Identify and reproduce every line holding the string "this".

== == ==

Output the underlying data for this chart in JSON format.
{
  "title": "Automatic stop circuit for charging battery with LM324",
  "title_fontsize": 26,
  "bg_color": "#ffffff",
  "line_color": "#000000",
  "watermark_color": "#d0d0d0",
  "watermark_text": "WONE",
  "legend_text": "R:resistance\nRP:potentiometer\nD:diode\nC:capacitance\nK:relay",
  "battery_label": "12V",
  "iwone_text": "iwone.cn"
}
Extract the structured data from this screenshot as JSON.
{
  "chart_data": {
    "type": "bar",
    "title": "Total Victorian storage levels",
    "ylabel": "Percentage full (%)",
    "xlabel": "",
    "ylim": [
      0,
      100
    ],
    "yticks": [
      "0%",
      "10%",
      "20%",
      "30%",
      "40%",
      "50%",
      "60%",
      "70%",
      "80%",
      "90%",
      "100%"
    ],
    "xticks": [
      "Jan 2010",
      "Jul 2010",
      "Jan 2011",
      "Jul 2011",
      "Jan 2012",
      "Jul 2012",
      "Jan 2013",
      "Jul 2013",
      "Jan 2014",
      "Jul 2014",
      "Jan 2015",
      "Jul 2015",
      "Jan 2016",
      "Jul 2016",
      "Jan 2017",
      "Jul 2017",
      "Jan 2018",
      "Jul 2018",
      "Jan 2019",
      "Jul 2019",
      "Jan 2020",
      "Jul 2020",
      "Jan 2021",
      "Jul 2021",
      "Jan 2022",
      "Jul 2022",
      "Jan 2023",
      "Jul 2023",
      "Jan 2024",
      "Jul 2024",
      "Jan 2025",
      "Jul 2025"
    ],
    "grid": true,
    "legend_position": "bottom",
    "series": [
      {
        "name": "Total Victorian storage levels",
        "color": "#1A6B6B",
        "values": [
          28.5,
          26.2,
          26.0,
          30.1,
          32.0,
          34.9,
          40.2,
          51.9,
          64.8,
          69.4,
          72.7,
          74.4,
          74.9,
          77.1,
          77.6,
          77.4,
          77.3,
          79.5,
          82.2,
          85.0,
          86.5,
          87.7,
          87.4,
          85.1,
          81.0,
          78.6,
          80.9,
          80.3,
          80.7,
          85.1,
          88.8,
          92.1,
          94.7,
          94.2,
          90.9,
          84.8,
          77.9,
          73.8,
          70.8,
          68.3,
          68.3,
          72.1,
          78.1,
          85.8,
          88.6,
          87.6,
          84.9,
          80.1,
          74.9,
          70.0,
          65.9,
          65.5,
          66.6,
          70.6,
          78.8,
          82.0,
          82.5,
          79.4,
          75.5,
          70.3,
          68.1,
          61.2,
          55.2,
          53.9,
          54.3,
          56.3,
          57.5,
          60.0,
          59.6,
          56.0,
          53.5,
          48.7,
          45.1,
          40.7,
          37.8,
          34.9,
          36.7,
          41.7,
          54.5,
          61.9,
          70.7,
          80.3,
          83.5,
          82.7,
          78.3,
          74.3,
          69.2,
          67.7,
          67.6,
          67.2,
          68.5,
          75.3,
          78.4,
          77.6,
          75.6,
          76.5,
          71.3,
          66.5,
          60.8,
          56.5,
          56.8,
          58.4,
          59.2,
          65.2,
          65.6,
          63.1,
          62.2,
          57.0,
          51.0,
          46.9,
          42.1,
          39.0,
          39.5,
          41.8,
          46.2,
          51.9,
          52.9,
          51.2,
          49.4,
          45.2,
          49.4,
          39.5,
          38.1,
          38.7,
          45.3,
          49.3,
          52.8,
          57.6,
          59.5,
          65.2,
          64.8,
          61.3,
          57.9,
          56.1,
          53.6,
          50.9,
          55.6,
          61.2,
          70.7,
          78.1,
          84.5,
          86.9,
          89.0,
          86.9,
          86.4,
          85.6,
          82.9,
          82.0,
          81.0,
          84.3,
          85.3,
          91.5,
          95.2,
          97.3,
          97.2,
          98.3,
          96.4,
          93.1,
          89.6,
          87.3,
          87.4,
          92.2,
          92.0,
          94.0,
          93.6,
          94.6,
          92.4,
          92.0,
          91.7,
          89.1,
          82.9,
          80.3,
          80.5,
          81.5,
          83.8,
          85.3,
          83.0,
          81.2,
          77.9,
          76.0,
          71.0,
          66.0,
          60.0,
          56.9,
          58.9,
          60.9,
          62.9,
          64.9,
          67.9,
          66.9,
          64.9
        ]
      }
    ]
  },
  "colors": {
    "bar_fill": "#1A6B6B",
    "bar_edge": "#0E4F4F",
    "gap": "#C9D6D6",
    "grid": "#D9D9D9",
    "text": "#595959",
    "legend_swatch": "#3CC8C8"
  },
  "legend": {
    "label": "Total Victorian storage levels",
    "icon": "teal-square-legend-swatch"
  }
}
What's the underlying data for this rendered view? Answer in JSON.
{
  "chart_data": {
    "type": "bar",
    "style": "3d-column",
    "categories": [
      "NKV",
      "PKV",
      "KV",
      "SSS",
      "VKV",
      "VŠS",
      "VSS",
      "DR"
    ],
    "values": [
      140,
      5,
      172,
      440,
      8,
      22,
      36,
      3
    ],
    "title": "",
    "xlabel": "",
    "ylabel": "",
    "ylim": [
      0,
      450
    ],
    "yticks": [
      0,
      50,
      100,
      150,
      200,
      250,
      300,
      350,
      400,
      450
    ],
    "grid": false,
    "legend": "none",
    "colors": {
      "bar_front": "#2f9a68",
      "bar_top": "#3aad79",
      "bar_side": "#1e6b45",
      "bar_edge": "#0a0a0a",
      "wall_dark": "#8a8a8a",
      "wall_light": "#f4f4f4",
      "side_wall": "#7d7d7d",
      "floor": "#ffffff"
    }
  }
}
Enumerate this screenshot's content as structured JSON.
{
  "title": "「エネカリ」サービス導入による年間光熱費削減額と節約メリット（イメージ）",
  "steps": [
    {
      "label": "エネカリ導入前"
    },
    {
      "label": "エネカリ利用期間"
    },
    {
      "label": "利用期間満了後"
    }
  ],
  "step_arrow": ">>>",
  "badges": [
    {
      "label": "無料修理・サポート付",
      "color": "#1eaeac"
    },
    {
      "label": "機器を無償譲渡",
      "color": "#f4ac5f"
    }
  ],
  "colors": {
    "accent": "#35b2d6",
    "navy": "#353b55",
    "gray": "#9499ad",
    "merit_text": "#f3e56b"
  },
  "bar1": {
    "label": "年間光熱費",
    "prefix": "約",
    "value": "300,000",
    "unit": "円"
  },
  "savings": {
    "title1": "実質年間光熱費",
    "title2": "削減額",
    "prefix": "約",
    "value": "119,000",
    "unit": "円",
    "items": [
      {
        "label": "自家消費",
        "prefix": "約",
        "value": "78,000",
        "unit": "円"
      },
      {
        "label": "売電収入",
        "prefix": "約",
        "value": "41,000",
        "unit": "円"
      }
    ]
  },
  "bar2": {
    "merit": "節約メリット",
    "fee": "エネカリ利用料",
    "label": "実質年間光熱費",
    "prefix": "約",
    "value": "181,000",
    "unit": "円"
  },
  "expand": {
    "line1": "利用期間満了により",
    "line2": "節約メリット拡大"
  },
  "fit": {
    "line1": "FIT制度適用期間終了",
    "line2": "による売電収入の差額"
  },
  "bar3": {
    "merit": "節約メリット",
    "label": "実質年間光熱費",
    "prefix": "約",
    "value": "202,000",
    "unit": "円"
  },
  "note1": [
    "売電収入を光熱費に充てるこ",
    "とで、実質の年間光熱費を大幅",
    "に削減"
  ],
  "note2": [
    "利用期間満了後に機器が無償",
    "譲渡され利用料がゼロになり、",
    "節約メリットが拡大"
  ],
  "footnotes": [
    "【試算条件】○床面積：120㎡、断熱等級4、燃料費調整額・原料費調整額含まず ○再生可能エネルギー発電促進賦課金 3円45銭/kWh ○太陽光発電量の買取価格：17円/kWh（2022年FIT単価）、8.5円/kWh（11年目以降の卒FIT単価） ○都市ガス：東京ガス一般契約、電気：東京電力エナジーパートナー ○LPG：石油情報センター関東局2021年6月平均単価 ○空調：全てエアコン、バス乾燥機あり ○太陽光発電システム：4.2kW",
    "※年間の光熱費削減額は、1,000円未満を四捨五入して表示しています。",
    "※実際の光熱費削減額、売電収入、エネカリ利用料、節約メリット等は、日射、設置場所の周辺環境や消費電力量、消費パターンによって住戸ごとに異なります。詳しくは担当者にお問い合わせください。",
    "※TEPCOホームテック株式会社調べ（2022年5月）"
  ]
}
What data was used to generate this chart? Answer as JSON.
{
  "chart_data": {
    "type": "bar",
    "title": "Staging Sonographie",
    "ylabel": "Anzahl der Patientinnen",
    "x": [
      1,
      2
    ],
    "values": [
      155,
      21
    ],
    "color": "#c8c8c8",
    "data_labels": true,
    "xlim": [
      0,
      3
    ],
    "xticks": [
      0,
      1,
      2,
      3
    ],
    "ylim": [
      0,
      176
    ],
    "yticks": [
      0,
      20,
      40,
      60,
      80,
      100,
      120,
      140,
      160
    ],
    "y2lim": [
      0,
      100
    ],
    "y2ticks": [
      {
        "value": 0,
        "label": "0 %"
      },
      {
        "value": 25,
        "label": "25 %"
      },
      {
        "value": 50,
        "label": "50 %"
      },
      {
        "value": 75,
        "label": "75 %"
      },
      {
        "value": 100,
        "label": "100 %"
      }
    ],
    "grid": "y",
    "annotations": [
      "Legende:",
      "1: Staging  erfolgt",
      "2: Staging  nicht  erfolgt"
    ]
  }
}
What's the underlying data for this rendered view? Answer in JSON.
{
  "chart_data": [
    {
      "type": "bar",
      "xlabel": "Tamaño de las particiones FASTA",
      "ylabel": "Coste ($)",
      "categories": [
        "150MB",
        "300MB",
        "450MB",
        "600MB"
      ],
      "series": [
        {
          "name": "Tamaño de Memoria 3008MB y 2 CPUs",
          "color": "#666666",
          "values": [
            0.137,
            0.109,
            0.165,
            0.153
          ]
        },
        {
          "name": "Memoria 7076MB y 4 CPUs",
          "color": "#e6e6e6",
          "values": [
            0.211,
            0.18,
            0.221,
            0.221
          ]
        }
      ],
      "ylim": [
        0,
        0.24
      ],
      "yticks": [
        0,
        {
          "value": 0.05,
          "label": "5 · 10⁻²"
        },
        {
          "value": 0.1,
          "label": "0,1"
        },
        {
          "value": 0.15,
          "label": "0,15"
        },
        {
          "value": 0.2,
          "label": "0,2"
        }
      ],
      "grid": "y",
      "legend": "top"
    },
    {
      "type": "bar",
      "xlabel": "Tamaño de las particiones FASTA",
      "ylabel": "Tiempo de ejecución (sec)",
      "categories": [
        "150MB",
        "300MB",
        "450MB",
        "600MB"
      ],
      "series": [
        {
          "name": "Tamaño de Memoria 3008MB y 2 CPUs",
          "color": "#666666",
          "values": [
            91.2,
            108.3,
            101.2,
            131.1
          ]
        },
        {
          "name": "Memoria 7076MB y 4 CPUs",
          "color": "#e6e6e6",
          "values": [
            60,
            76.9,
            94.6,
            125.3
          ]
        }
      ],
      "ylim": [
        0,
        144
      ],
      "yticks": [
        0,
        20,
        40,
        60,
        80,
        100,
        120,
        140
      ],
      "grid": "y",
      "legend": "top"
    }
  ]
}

== == ==

— Task answer —
Output the underlying data for this chart in JSON format.
Extract the structured data from this screenshot as JSON.
What's the underlying data for this rendered view? Answer in JSON.
Enumerate this screenshot's content as structured JSON.
What data was used to generate this chart? Answer as JSON.
What's the underlying data for this rendered view? Answer in JSON.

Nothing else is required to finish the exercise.